> **Exercise prompt**:
Rewrite every one of the rows below with "y-tick-label" changed to "y-axis-label" and all other text left as it is.

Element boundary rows
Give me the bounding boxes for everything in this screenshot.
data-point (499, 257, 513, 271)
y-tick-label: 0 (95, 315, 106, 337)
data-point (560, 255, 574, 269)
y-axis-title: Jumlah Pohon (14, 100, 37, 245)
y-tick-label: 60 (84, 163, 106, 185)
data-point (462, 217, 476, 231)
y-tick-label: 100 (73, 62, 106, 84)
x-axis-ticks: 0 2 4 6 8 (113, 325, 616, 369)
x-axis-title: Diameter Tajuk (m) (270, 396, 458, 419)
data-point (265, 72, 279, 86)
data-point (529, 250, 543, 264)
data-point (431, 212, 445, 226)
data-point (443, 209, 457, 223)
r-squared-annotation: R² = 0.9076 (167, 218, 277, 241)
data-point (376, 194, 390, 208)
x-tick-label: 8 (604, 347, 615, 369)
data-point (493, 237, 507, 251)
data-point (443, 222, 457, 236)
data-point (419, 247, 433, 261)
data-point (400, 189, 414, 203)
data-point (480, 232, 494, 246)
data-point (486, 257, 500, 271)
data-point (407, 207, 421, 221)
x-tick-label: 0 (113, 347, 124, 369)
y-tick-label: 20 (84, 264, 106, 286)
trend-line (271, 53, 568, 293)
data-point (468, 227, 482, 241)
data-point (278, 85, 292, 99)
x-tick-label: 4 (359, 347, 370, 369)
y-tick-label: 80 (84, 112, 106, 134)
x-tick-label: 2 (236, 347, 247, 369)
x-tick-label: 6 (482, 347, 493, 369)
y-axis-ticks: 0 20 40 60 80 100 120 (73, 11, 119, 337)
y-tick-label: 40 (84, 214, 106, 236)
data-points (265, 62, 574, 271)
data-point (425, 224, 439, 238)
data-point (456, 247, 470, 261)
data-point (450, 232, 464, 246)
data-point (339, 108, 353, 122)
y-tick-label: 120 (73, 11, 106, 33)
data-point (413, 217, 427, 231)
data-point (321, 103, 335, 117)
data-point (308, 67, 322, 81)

> **Solution to this task**:
Give me the bounding boxes for everything in this screenshot.
data-point (499, 257, 513, 271)
y-axis-label: 0 (95, 315, 106, 337)
data-point (560, 255, 574, 269)
y-axis-title: Jumlah Pohon (14, 100, 37, 245)
y-axis-label: 60 (84, 163, 106, 185)
data-point (462, 217, 476, 231)
y-axis-label: 100 (73, 62, 106, 84)
x-axis-ticks: 0 2 4 6 8 (113, 325, 616, 369)
x-axis-title: Diameter Tajuk (m) (270, 396, 458, 419)
data-point (265, 72, 279, 86)
data-point (529, 250, 543, 264)
data-point (431, 212, 445, 226)
data-point (443, 209, 457, 223)
r-squared-annotation: R² = 0.9076 (167, 218, 277, 241)
data-point (376, 194, 390, 208)
x-tick-label: 8 (604, 347, 615, 369)
data-point (493, 237, 507, 251)
data-point (443, 222, 457, 236)
data-point (419, 247, 433, 261)
data-point (400, 189, 414, 203)
data-point (480, 232, 494, 246)
data-point (486, 257, 500, 271)
data-point (407, 207, 421, 221)
x-tick-label: 0 (113, 347, 124, 369)
y-axis-label: 20 (84, 264, 106, 286)
trend-line (271, 53, 568, 293)
data-point (468, 227, 482, 241)
data-point (278, 85, 292, 99)
x-tick-label: 4 (359, 347, 370, 369)
y-axis-label: 80 (84, 112, 106, 134)
x-tick-label: 2 (236, 347, 247, 369)
x-tick-label: 6 (482, 347, 493, 369)
y-axis-ticks: 0 20 40 60 80 100 120 (73, 11, 119, 337)
y-axis-label: 40 (84, 214, 106, 236)
data-points (265, 62, 574, 271)
data-point (425, 224, 439, 238)
data-point (456, 247, 470, 261)
data-point (450, 232, 464, 246)
data-point (339, 108, 353, 122)
y-axis-label: 120 (73, 11, 106, 33)
data-point (413, 217, 427, 231)
data-point (321, 103, 335, 117)
data-point (308, 67, 322, 81)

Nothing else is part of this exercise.